Transcribe every entry word for word, but skip the images.

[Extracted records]
──────────────────────────────

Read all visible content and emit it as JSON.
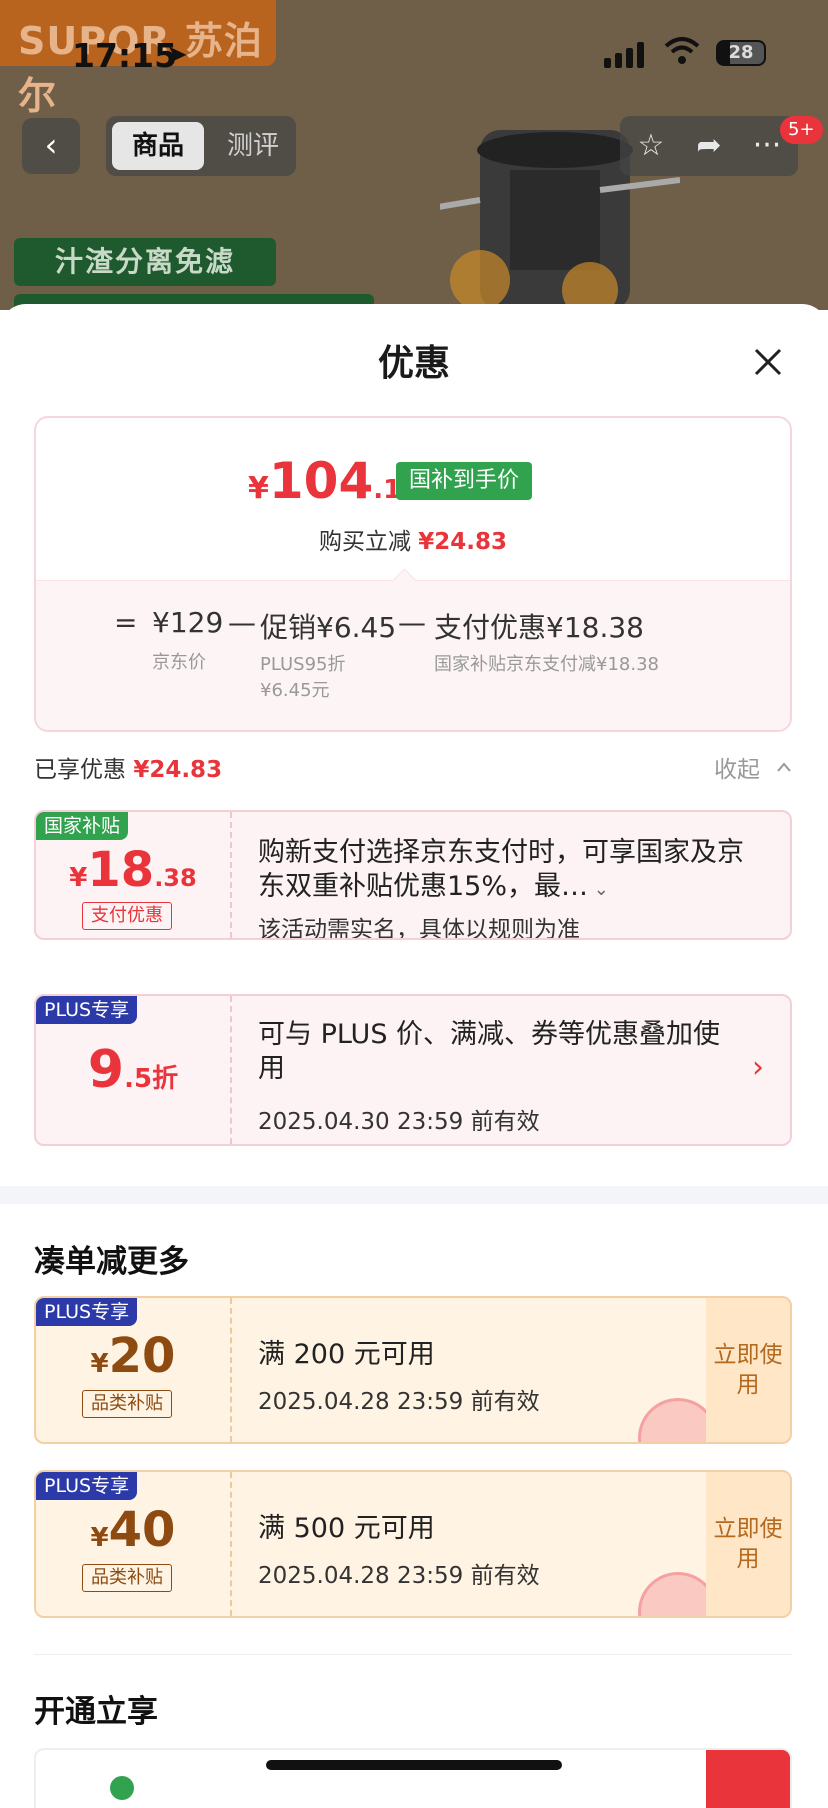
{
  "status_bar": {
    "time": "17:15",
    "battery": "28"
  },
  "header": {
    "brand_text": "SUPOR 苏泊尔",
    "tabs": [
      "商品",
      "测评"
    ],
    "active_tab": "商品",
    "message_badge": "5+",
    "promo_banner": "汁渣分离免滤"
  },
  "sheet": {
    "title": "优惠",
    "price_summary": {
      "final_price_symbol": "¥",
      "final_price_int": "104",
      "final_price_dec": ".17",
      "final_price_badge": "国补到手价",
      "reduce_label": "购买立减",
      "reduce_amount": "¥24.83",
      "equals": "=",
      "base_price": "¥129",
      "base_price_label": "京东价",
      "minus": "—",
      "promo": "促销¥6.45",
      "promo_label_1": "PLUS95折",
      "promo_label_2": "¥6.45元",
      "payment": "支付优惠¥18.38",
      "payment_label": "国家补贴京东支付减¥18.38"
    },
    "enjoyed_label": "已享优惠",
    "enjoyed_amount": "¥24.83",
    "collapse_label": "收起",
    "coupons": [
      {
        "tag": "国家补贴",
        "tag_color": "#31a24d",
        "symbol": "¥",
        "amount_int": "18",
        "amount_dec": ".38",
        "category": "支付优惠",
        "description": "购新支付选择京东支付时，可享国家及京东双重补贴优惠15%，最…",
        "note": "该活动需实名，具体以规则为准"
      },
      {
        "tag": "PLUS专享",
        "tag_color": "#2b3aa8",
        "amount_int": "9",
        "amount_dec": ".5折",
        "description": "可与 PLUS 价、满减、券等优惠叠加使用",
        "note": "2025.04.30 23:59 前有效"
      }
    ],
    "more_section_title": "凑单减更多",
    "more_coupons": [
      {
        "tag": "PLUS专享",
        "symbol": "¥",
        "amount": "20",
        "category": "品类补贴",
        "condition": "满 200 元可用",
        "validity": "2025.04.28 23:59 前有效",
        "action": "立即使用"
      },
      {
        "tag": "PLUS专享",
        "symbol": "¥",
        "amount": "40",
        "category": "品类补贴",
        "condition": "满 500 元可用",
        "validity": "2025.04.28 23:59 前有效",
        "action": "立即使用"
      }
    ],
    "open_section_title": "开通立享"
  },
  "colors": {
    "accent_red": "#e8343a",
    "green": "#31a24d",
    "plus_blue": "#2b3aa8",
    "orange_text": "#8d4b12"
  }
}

──────────────────────────────

Problem solution –
Read all visible content and emit it as JSON.
{
  "status_bar": {
    "time": "17:15",
    "battery": "28"
  },
  "header": {
    "brand_text": "SUPOR 苏泊尔",
    "tabs": [
      "商品",
      "测评"
    ],
    "active_tab": "商品",
    "message_badge": "5+",
    "promo_banner": "汁渣分离免滤"
  },
  "sheet": {
    "title": "优惠",
    "price_summary": {
      "final_price_symbol": "¥",
      "final_price_int": "104",
      "final_price_dec": ".17",
      "final_price_badge": "国补到手价",
      "reduce_label": "购买立减",
      "reduce_amount": "¥24.83",
      "equals": "=",
      "base_price": "¥129",
      "base_price_label": "京东价",
      "minus": "—",
      "promo": "促销¥6.45",
      "promo_label_1": "PLUS95折",
      "promo_label_2": "¥6.45元",
      "payment": "支付优惠¥18.38",
      "payment_label": "国家补贴京东支付减¥18.38"
    },
    "enjoyed_label": "已享优惠",
    "enjoyed_amount": "¥24.83",
    "collapse_label": "收起",
    "coupons": [
      {
        "tag": "国家补贴",
        "tag_color": "#31a24d",
        "symbol": "¥",
        "amount_int": "18",
        "amount_dec": ".38",
        "category": "支付优惠",
        "description": "购新支付选择京东支付时，可享国家及京东双重补贴优惠15%，最…",
        "note": "该活动需实名，具体以规则为准"
      },
      {
        "tag": "PLUS专享",
        "tag_color": "#2b3aa8",
        "amount_int": "9",
        "amount_dec": ".5折",
        "description": "可与 PLUS 价、满减、券等优惠叠加使用",
        "note": "2025.04.30 23:59 前有效"
      }
    ],
    "more_section_title": "凑单减更多",
    "more_coupons": [
      {
        "tag": "PLUS专享",
        "symbol": "¥",
        "amount": "20",
        "category": "品类补贴",
        "condition": "满 200 元可用",
        "validity": "2025.04.28 23:59 前有效",
        "action": "立即使用"
      },
      {
        "tag": "PLUS专享",
        "symbol": "¥",
        "amount": "40",
        "category": "品类补贴",
        "condition": "满 500 元可用",
        "validity": "2025.04.28 23:59 前有效",
        "action": "立即使用"
      }
    ],
    "open_section_title": "开通立享"
  },
  "colors": {
    "accent_red": "#e8343a",
    "green": "#31a24d",
    "plus_blue": "#2b3aa8",
    "orange_text": "#8d4b12"
  }
}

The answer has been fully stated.